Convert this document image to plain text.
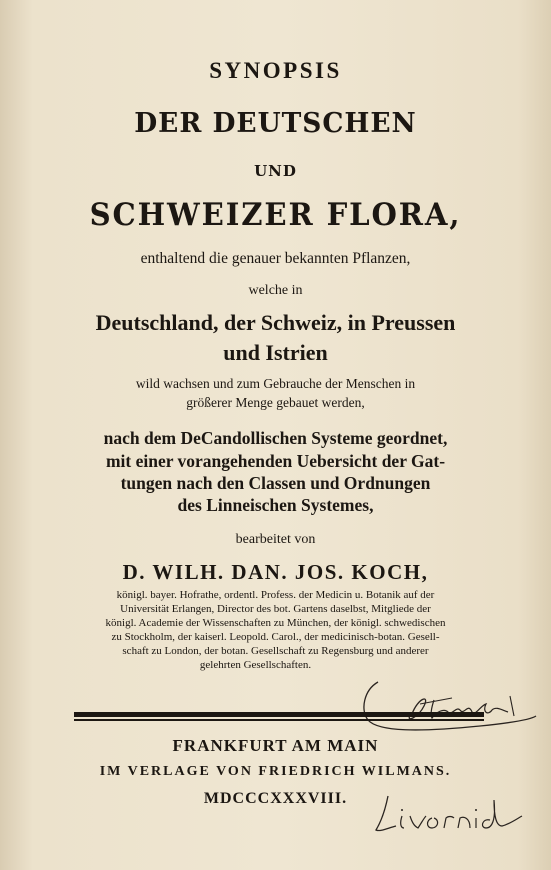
SYNOPSIS
DER DEUTSCHEN
UND
SCHWEIZER FLORA,
enthaltend die genauer bekannten Pflanzen,
welche in
Deutschland, der Schweiz, in Preussen
und Istrien
wild wachsen und zum Gebrauche der Menschen in
größerer Menge gebauet werden,
nach dem DeCandollischen Systeme geordnet,
mit einer vorangehenden Uebersicht der Gat-
tungen nach den Classen und Ordnungen
des Linneischen Systemes,
bearbeitet von
D. WILH. DAN. JOS. KOCH,
königl. bayer. Hofrathe, ordentl. Profess. der Medicin u. Botanik auf der
Universität Erlangen, Director des bot. Gartens daselbst, Mitgliede der
königl. Academie der Wissenschaften zu München, der königl. schwedischen
zu Stockholm, der kaiserl. Leopold. Carol., der medicinisch-botan. Gesell-
schaft zu London, der botan. Gesellschaft zu Regensburg und anderer
gelehrten Gesellschaften.
FRANKFURT AM MAIN
IM VERLAGE VON FRIEDRICH WILMANS.
MDCCCXXXVIII.
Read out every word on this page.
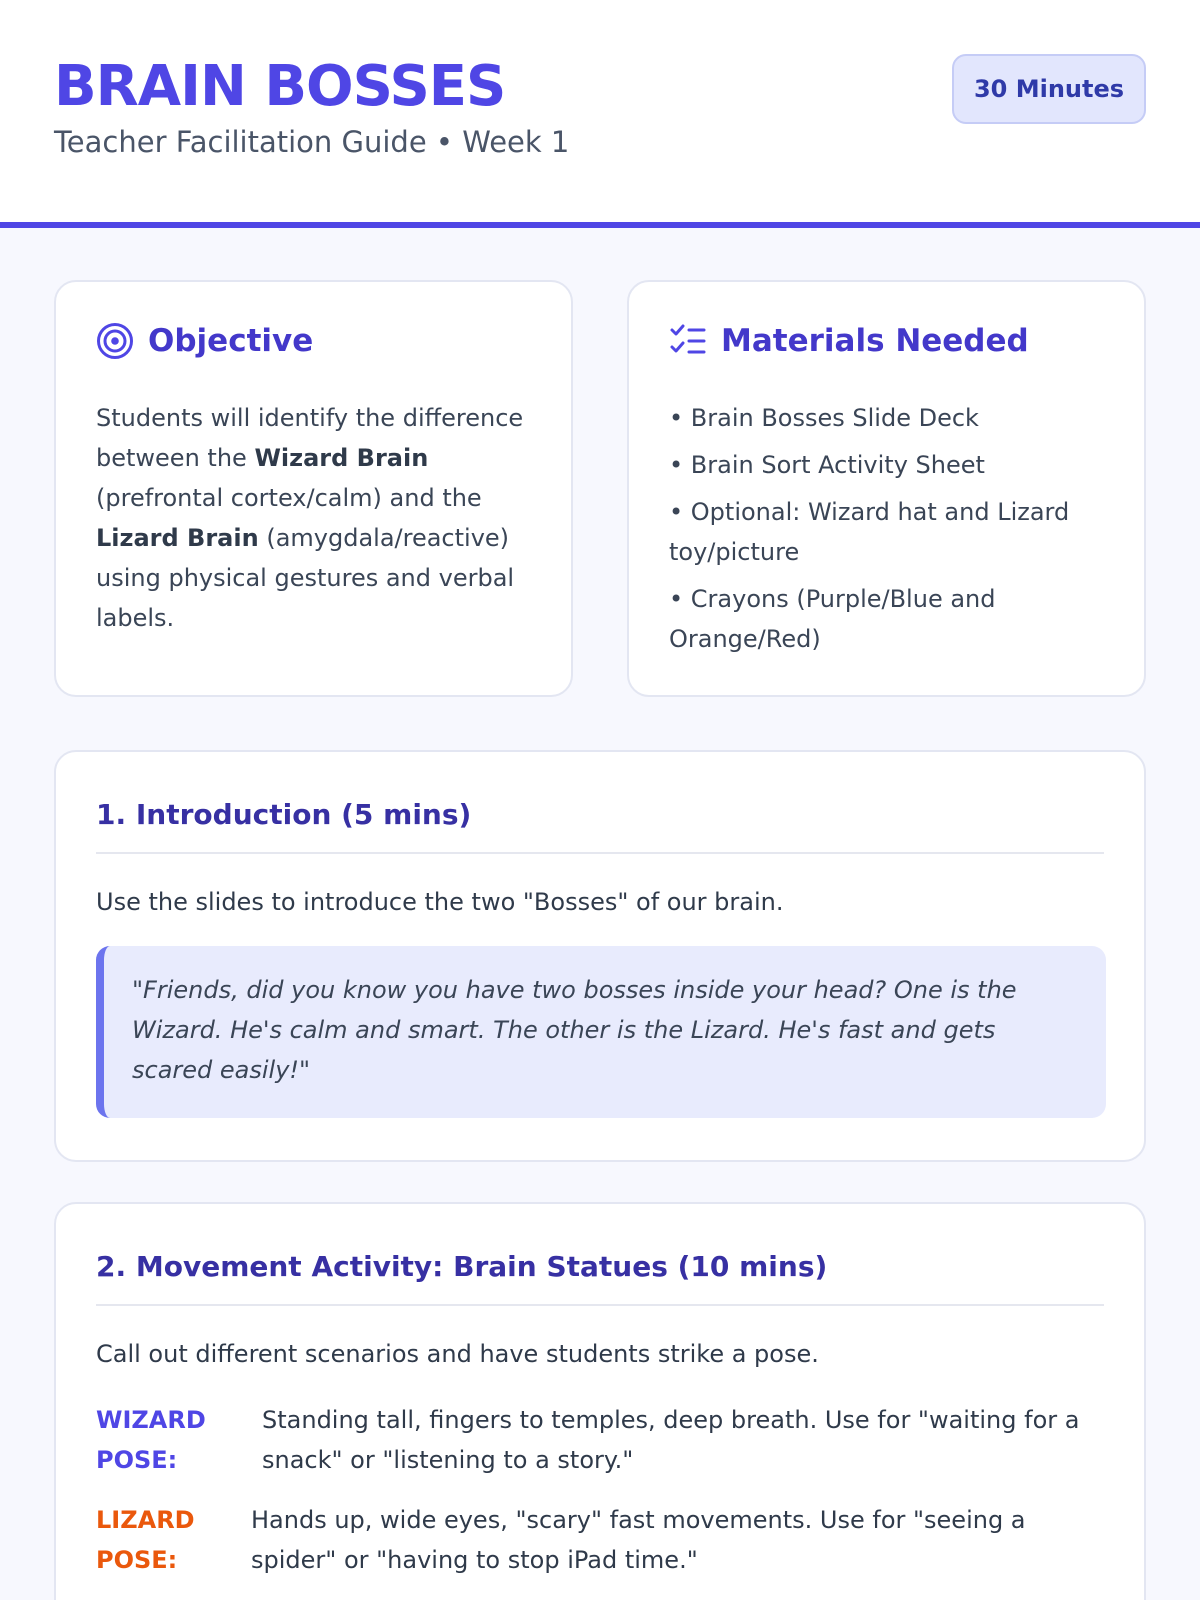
BRAIN BOSSES
Teacher Facilitation Guide • Week 1
30 Minutes
Objective
Students will identify the difference between the Wizard Brain (prefrontal cortex/calm) and the Lizard Brain (amygdala/reactive) using physical gestures and verbal labels.
Materials Needed
• Brain Bosses Slide Deck
• Brain Sort Activity Sheet
• Optional: Wizard hat and Lizard toy/picture
• Crayons (Purple/Blue and Orange/Red)
1. Introduction (5 mins)
Use the slides to introduce the two "Bosses" of our brain.
"Friends, did you know you have two bosses inside your head? One is the Wizard. He's calm and smart. The other is the Lizard. He's fast and gets scared easily!"
2. Movement Activity: Brain Statues (10 mins)
Call out different scenarios and have students strike a pose.
WIZARD
POSE:
Standing tall, fingers to temples, deep breath. Use for "waiting for a snack" or "listening to a story."
LIZARD
POSE:
Hands up, wide eyes, "scary" fast movements. Use for "seeing a spider" or "having to stop iPad time."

┄┄┄┄┄┄

Check all the records above and select each line where the string "fast" is found.

"Friends, did you know you have two bosses inside your head? One is the Wizard. He's calm and smart. The other is the Lizard. He's fast and gets scared easily!"
Hands up, wide eyes, "scary" fast movements. Use for "seeing a spider" or "having to stop iPad time."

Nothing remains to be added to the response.